● **Challenge**
Would you set down every entry shown below, precisely as written?

═════ Material shown ═════

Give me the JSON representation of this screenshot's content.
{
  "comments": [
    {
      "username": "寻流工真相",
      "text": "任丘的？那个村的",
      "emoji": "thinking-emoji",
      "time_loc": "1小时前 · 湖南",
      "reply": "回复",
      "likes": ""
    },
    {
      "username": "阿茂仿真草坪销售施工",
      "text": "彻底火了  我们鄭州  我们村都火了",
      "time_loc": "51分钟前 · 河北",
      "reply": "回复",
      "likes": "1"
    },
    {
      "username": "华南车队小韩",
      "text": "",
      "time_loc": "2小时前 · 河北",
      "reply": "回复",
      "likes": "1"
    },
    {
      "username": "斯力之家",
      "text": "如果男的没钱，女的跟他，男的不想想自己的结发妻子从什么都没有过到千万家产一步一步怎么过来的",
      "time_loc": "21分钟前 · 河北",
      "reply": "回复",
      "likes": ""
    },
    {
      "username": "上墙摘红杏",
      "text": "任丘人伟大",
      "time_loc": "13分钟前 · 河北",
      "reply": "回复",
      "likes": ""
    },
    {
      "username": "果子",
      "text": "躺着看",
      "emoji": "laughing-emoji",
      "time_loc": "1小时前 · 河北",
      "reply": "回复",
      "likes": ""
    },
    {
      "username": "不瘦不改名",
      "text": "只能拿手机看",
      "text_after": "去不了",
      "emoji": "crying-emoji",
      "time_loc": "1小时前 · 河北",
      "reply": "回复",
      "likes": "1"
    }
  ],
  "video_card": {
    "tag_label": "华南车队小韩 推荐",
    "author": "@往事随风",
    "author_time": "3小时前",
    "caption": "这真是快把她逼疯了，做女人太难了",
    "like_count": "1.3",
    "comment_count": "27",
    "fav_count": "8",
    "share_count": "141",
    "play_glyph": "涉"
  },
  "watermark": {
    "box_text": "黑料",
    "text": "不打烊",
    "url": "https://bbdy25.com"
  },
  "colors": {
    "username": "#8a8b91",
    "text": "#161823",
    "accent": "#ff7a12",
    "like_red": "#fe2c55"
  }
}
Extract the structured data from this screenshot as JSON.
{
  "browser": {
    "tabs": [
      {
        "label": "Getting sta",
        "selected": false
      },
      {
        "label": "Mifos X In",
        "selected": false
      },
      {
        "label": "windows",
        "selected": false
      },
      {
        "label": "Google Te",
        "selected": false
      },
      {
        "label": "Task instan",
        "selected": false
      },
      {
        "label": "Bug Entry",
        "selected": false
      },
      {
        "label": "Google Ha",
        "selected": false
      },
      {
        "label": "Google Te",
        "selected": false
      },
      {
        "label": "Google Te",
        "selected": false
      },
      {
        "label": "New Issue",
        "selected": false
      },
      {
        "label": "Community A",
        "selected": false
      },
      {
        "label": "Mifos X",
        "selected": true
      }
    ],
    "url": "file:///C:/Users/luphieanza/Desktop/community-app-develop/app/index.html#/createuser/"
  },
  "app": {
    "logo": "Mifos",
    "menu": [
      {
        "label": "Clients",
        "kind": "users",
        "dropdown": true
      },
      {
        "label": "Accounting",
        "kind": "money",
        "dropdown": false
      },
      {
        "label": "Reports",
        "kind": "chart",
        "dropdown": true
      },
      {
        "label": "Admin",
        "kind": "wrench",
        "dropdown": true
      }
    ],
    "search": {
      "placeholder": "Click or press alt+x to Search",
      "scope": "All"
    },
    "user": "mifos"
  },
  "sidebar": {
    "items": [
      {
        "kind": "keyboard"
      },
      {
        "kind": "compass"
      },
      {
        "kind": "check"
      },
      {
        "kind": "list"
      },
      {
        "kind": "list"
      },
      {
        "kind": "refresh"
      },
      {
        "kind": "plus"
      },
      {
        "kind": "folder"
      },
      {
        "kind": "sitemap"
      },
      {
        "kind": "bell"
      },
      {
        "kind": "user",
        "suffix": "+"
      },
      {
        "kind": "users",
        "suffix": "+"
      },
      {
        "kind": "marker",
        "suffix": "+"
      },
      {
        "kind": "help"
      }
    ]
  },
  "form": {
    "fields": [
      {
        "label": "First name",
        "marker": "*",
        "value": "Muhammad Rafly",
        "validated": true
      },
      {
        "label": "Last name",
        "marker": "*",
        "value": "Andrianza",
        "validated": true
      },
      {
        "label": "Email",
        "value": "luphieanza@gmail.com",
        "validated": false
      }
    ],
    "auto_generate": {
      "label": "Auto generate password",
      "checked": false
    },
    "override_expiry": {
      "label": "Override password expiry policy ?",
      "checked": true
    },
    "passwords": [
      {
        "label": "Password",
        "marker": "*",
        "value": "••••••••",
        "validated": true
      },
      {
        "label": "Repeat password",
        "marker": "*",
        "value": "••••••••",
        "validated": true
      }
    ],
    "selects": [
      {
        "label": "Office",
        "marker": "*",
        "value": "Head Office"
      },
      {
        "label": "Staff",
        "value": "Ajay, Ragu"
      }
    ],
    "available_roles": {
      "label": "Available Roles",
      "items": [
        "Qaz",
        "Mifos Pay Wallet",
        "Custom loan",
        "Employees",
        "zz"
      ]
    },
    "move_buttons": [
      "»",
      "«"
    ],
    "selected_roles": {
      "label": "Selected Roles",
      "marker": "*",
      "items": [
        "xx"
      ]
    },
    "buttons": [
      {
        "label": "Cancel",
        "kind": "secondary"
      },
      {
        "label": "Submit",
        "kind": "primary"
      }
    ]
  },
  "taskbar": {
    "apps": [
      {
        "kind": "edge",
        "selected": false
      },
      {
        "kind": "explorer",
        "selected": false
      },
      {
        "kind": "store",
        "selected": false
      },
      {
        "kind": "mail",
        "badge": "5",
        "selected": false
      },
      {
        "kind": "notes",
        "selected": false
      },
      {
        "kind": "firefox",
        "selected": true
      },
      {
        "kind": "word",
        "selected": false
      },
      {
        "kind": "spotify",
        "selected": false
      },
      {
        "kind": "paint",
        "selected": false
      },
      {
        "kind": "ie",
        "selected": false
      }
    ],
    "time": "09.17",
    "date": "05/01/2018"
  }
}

═════

● **Finished answer**
Give me the JSON representation of this screenshot's content.
{
  "comments": [
    {
      "username": "寻流工真相",
      "text": "任丘的？那个村的",
      "emoji": "thinking-emoji",
      "time_loc": "1小时前 · 湖南",
      "reply": "回复",
      "likes": ""
    },
    {
      "username": "阿茂仿真草坪销售施工",
      "text": "彻底火了  我们鄭州  我们村都火了",
      "time_loc": "51分钟前 · 河北",
      "reply": "回复",
      "likes": "1"
    },
    {
      "username": "华南车队小韩",
      "text": "",
      "time_loc": "2小时前 · 河北",
      "reply": "回复",
      "likes": "1"
    },
    {
      "username": "斯力之家",
      "text": "如果男的没钱，女的跟他，男的不想想自己的结发妻子从什么都没有过到千万家产一步一步怎么过来的",
      "time_loc": "21分钟前 · 河北",
      "reply": "回复",
      "likes": ""
    },
    {
      "username": "上墙摘红杏",
      "text": "任丘人伟大",
      "time_loc": "13分钟前 · 河北",
      "reply": "回复",
      "likes": ""
    },
    {
      "username": "果子",
      "text": "躺着看",
      "emoji": "laughing-emoji",
      "time_loc": "1小时前 · 河北",
      "reply": "回复",
      "likes": ""
    },
    {
      "username": "不瘦不改名",
      "text": "只能拿手机看",
      "text_after": "去不了",
      "emoji": "crying-emoji",
      "time_loc": "1小时前 · 河北",
      "reply": "回复",
      "likes": "1"
    }
  ],
  "video_card": {
    "tag_label": "华南车队小韩 推荐",
    "author": "@往事随风",
    "author_time": "3小时前",
    "caption": "这真是快把她逼疯了，做女人太难了",
    "like_count": "1.3",
    "comment_count": "27",
    "fav_count": "8",
    "share_count": "141",
    "play_glyph": "涉"
  },
  "watermark": {
    "box_text": "黑料",
    "text": "不打烊",
    "url": "https://bbdy25.com"
  },
  "colors": {
    "username": "#8a8b91",
    "text": "#161823",
    "accent": "#ff7a12",
    "like_red": "#fe2c55"
  }
}
Extract the structured data from this screenshot as JSON.
{
  "browser": {
    "tabs": [
      {
        "label": "Getting sta",
        "selected": false
      },
      {
        "label": "Mifos X In",
        "selected": false
      },
      {
        "label": "windows",
        "selected": false
      },
      {
        "label": "Google Te",
        "selected": false
      },
      {
        "label": "Task instan",
        "selected": false
      },
      {
        "label": "Bug Entry",
        "selected": false
      },
      {
        "label": "Google Ha",
        "selected": false
      },
      {
        "label": "Google Te",
        "selected": false
      },
      {
        "label": "Google Te",
        "selected": false
      },
      {
        "label": "New Issue",
        "selected": false
      },
      {
        "label": "Community A",
        "selected": false
      },
      {
        "label": "Mifos X",
        "selected": true
      }
    ],
    "url": "file:///C:/Users/luphieanza/Desktop/community-app-develop/app/index.html#/createuser/"
  },
  "app": {
    "logo": "Mifos",
    "menu": [
      {
        "label": "Clients",
        "kind": "users",
        "dropdown": true
      },
      {
        "label": "Accounting",
        "kind": "money",
        "dropdown": false
      },
      {
        "label": "Reports",
        "kind": "chart",
        "dropdown": true
      },
      {
        "label": "Admin",
        "kind": "wrench",
        "dropdown": true
      }
    ],
    "search": {
      "placeholder": "Click or press alt+x to Search",
      "scope": "All"
    },
    "user": "mifos"
  },
  "sidebar": {
    "items": [
      {
        "kind": "keyboard"
      },
      {
        "kind": "compass"
      },
      {
        "kind": "check"
      },
      {
        "kind": "list"
      },
      {
        "kind": "list"
      },
      {
        "kind": "refresh"
      },
      {
        "kind": "plus"
      },
      {
        "kind": "folder"
      },
      {
        "kind": "sitemap"
      },
      {
        "kind": "bell"
      },
      {
        "kind": "user",
        "suffix": "+"
      },
      {
        "kind": "users",
        "suffix": "+"
      },
      {
        "kind": "marker",
        "suffix": "+"
      },
      {
        "kind": "help"
      }
    ]
  },
  "form": {
    "fields": [
      {
        "label": "First name",
        "marker": "*",
        "value": "Muhammad Rafly",
        "validated": true
      },
      {
        "label": "Last name",
        "marker": "*",
        "value": "Andrianza",
        "validated": true
      },
      {
        "label": "Email",
        "value": "luphieanza@gmail.com",
        "validated": false
      }
    ],
    "auto_generate": {
      "label": "Auto generate password",
      "checked": false
    },
    "override_expiry": {
      "label": "Override password expiry policy ?",
      "checked": true
    },
    "passwords": [
      {
        "label": "Password",
        "marker": "*",
        "value": "••••••••",
        "validated": true
      },
      {
        "label": "Repeat password",
        "marker": "*",
        "value": "••••••••",
        "validated": true
      }
    ],
    "selects": [
      {
        "label": "Office",
        "marker": "*",
        "value": "Head Office"
      },
      {
        "label": "Staff",
        "value": "Ajay, Ragu"
      }
    ],
    "available_roles": {
      "label": "Available Roles",
      "items": [
        "Qaz",
        "Mifos Pay Wallet",
        "Custom loan",
        "Employees",
        "zz"
      ]
    },
    "move_buttons": [
      "»",
      "«"
    ],
    "selected_roles": {
      "label": "Selected Roles",
      "marker": "*",
      "items": [
        "xx"
      ]
    },
    "buttons": [
      {
        "label": "Cancel",
        "kind": "secondary"
      },
      {
        "label": "Submit",
        "kind": "primary"
      }
    ]
  },
  "taskbar": {
    "apps": [
      {
        "kind": "edge",
        "selected": false
      },
      {
        "kind": "explorer",
        "selected": false
      },
      {
        "kind": "store",
        "selected": false
      },
      {
        "kind": "mail",
        "badge": "5",
        "selected": false
      },
      {
        "kind": "notes",
        "selected": false
      },
      {
        "kind": "firefox",
        "selected": true
      },
      {
        "kind": "word",
        "selected": false
      },
      {
        "kind": "spotify",
        "selected": false
      },
      {
        "kind": "paint",
        "selected": false
      },
      {
        "kind": "ie",
        "selected": false
      }
    ],
    "time": "09.17",
    "date": "05/01/2018"
  }
}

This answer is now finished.